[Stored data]
-- START --
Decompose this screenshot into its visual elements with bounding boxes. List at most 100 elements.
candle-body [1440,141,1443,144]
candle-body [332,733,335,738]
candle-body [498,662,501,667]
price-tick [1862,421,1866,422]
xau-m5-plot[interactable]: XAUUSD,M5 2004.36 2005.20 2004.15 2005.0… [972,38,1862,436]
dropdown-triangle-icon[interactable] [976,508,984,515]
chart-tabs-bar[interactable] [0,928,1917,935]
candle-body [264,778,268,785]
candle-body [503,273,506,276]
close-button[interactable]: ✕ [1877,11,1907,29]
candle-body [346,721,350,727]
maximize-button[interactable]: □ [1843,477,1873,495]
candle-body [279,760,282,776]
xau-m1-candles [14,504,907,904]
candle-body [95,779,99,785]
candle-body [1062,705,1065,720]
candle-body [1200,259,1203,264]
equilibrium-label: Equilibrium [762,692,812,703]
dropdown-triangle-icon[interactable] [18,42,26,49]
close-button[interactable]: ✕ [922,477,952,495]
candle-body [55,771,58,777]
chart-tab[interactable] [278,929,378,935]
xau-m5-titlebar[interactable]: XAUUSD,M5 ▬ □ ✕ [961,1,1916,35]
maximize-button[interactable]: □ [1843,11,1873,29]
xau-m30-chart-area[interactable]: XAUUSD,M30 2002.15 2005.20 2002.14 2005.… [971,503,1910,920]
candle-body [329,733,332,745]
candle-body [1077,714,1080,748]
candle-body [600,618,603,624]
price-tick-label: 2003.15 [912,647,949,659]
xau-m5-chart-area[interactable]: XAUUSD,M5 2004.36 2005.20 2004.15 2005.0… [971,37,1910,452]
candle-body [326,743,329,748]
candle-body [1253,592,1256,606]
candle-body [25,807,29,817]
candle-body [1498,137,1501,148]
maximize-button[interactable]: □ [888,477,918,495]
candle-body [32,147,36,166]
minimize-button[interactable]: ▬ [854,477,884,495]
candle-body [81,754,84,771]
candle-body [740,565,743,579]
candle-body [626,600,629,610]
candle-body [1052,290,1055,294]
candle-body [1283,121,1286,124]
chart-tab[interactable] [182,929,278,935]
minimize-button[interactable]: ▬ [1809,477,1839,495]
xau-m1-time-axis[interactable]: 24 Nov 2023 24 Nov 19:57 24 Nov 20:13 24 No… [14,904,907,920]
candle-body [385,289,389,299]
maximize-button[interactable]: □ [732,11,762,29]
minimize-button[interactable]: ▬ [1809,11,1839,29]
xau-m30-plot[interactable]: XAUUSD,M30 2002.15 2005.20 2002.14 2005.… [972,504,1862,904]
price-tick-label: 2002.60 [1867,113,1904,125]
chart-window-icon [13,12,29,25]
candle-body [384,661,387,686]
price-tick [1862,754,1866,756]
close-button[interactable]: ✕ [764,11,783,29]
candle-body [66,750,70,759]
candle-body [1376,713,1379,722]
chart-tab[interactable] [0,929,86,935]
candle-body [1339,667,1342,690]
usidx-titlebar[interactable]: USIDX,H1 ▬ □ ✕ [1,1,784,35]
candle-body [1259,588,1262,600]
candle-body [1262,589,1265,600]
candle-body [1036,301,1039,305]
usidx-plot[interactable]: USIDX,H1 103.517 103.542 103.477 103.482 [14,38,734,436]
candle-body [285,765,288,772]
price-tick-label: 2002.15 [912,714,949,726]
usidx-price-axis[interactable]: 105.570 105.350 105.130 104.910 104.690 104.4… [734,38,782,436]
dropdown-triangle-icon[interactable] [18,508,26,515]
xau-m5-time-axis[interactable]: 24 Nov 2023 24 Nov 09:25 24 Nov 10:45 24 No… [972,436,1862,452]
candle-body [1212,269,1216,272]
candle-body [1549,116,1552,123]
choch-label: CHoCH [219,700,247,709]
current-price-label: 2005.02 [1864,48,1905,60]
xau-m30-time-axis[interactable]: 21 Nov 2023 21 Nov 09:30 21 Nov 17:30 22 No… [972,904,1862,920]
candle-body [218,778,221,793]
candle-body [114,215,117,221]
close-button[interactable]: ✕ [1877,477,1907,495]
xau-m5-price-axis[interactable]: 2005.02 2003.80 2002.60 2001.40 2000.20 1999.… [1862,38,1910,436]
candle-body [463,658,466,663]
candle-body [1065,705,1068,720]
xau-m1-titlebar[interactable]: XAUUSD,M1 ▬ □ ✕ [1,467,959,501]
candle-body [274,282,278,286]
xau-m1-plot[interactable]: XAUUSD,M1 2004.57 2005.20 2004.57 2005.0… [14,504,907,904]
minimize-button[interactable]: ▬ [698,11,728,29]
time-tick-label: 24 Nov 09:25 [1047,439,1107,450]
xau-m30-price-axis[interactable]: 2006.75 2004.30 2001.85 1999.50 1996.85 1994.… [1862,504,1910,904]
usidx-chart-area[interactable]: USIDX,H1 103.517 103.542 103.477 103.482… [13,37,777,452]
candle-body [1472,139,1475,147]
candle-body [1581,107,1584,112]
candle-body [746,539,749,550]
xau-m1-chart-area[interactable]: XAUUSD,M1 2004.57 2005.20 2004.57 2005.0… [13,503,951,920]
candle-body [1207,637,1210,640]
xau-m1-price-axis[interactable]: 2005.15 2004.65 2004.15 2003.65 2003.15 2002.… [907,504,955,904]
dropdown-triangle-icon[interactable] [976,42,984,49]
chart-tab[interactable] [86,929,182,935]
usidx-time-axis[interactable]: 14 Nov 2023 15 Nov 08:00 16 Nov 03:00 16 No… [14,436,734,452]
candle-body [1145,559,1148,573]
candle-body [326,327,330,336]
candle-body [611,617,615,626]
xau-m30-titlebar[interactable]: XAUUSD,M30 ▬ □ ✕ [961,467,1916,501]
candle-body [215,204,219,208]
-- END --
Duplicate the listing above in full, reproducing each line character for character.

Exercise solution:
Decompose this screenshot into its visual elements with bounding boxes. List at most 100 elements.
candle-body [1440,141,1443,144]
candle-body [332,733,335,738]
candle-body [498,662,501,667]
price-tick [1862,421,1866,422]
xau-m5-plot[interactable]: XAUUSD,M5 2004.36 2005.20 2004.15 2005.0… [972,38,1862,436]
dropdown-triangle-icon[interactable] [976,508,984,515]
chart-tabs-bar[interactable] [0,928,1917,935]
candle-body [264,778,268,785]
candle-body [503,273,506,276]
close-button[interactable]: ✕ [1877,11,1907,29]
candle-body [346,721,350,727]
maximize-button[interactable]: □ [1843,477,1873,495]
candle-body [279,760,282,776]
xau-m1-candles [14,504,907,904]
candle-body [95,779,99,785]
candle-body [1062,705,1065,720]
candle-body [1200,259,1203,264]
equilibrium-label: Equilibrium [762,692,812,703]
dropdown-triangle-icon[interactable] [18,42,26,49]
close-button[interactable]: ✕ [922,477,952,495]
candle-body [55,771,58,777]
chart-tab[interactable] [278,929,378,935]
xau-m5-titlebar[interactable]: XAUUSD,M5 ▬ □ ✕ [961,1,1916,35]
maximize-button[interactable]: □ [1843,11,1873,29]
xau-m30-chart-area[interactable]: XAUUSD,M30 2002.15 2005.20 2002.14 2005.… [971,503,1910,920]
candle-body [329,733,332,745]
candle-body [1077,714,1080,748]
candle-body [600,618,603,624]
price-tick-label: 2003.15 [912,647,949,659]
xau-m5-chart-area[interactable]: XAUUSD,M5 2004.36 2005.20 2004.15 2005.0… [971,37,1910,452]
candle-body [326,743,329,748]
candle-body [1253,592,1256,606]
candle-body [25,807,29,817]
candle-body [1498,137,1501,148]
maximize-button[interactable]: □ [888,477,918,495]
candle-body [32,147,36,166]
minimize-button[interactable]: ▬ [854,477,884,495]
candle-body [81,754,84,771]
candle-body [740,565,743,579]
candle-body [626,600,629,610]
candle-body [1052,290,1055,294]
candle-body [1283,121,1286,124]
chart-tab[interactable] [182,929,278,935]
minimize-button[interactable]: ▬ [1809,477,1839,495]
xau-m1-time-axis[interactable]: 24 Nov 2023 24 Nov 19:57 24 Nov 20:13 24 No… [14,904,907,920]
candle-body [385,289,389,299]
maximize-button[interactable]: □ [732,11,762,29]
minimize-button[interactable]: ▬ [1809,11,1839,29]
xau-m30-plot[interactable]: XAUUSD,M30 2002.15 2005.20 2002.14 2005.… [972,504,1862,904]
price-tick-label: 2002.60 [1867,113,1904,125]
chart-window-icon [13,12,29,25]
candle-body [384,661,387,686]
price-tick [1862,754,1866,756]
close-button[interactable]: ✕ [764,11,783,29]
candle-body [66,750,70,759]
candle-body [1376,713,1379,722]
chart-tab[interactable] [0,929,86,935]
candle-body [1339,667,1342,690]
usidx-titlebar[interactable]: USIDX,H1 ▬ □ ✕ [1,1,784,35]
candle-body [1259,588,1262,600]
candle-body [1262,589,1265,600]
candle-body [1036,301,1039,305]
usidx-plot[interactable]: USIDX,H1 103.517 103.542 103.477 103.482 [14,38,734,436]
candle-body [285,765,288,772]
price-tick-label: 2002.15 [912,714,949,726]
usidx-price-axis[interactable]: 105.570 105.350 105.130 104.910 104.690 104.4… [734,38,782,436]
dropdown-triangle-icon[interactable] [18,508,26,515]
xau-m5-time-axis[interactable]: 24 Nov 2023 24 Nov 09:25 24 Nov 10:45 24 No… [972,436,1862,452]
candle-body [1212,269,1216,272]
candle-body [1549,116,1552,123]
choch-label: CHoCH [219,700,247,709]
current-price-label: 2005.02 [1864,48,1905,60]
xau-m30-time-axis[interactable]: 21 Nov 2023 21 Nov 09:30 21 Nov 17:30 22 No… [972,904,1862,920]
candle-body [218,778,221,793]
candle-body [114,215,117,221]
close-button[interactable]: ✕ [1877,477,1907,495]
xau-m5-price-axis[interactable]: 2005.02 2003.80 2002.60 2001.40 2000.20 1999.… [1862,38,1910,436]
candle-body [463,658,466,663]
candle-body [1065,705,1068,720]
xau-m1-titlebar[interactable]: XAUUSD,M1 ▬ □ ✕ [1,467,959,501]
candle-body [274,282,278,286]
xau-m1-plot[interactable]: XAUUSD,M1 2004.57 2005.20 2004.57 2005.0… [14,504,907,904]
minimize-button[interactable]: ▬ [698,11,728,29]
time-tick-label: 24 Nov 09:25 [1047,439,1107,450]
xau-m30-price-axis[interactable]: 2006.75 2004.30 2001.85 1999.50 1996.85 1994.… [1862,504,1910,904]
usidx-chart-area[interactable]: USIDX,H1 103.517 103.542 103.477 103.482… [13,37,777,452]
candle-body [1472,139,1475,147]
candle-body [1581,107,1584,112]
candle-body [746,539,749,550]
xau-m1-chart-area[interactable]: XAUUSD,M1 2004.57 2005.20 2004.57 2005.0… [13,503,951,920]
candle-body [1207,637,1210,640]
xau-m1-price-axis[interactable]: 2005.15 2004.65 2004.15 2003.65 2003.15 2002.… [907,504,955,904]
dropdown-triangle-icon[interactable] [976,42,984,49]
chart-tab[interactable] [86,929,182,935]
usidx-time-axis[interactable]: 14 Nov 2023 15 Nov 08:00 16 Nov 03:00 16 No… [14,436,734,452]
candle-body [1145,559,1148,573]
candle-body [326,327,330,336]
candle-body [611,617,615,626]
xau-m30-titlebar[interactable]: XAUUSD,M30 ▬ □ ✕ [961,467,1916,501]
candle-body [215,204,219,208]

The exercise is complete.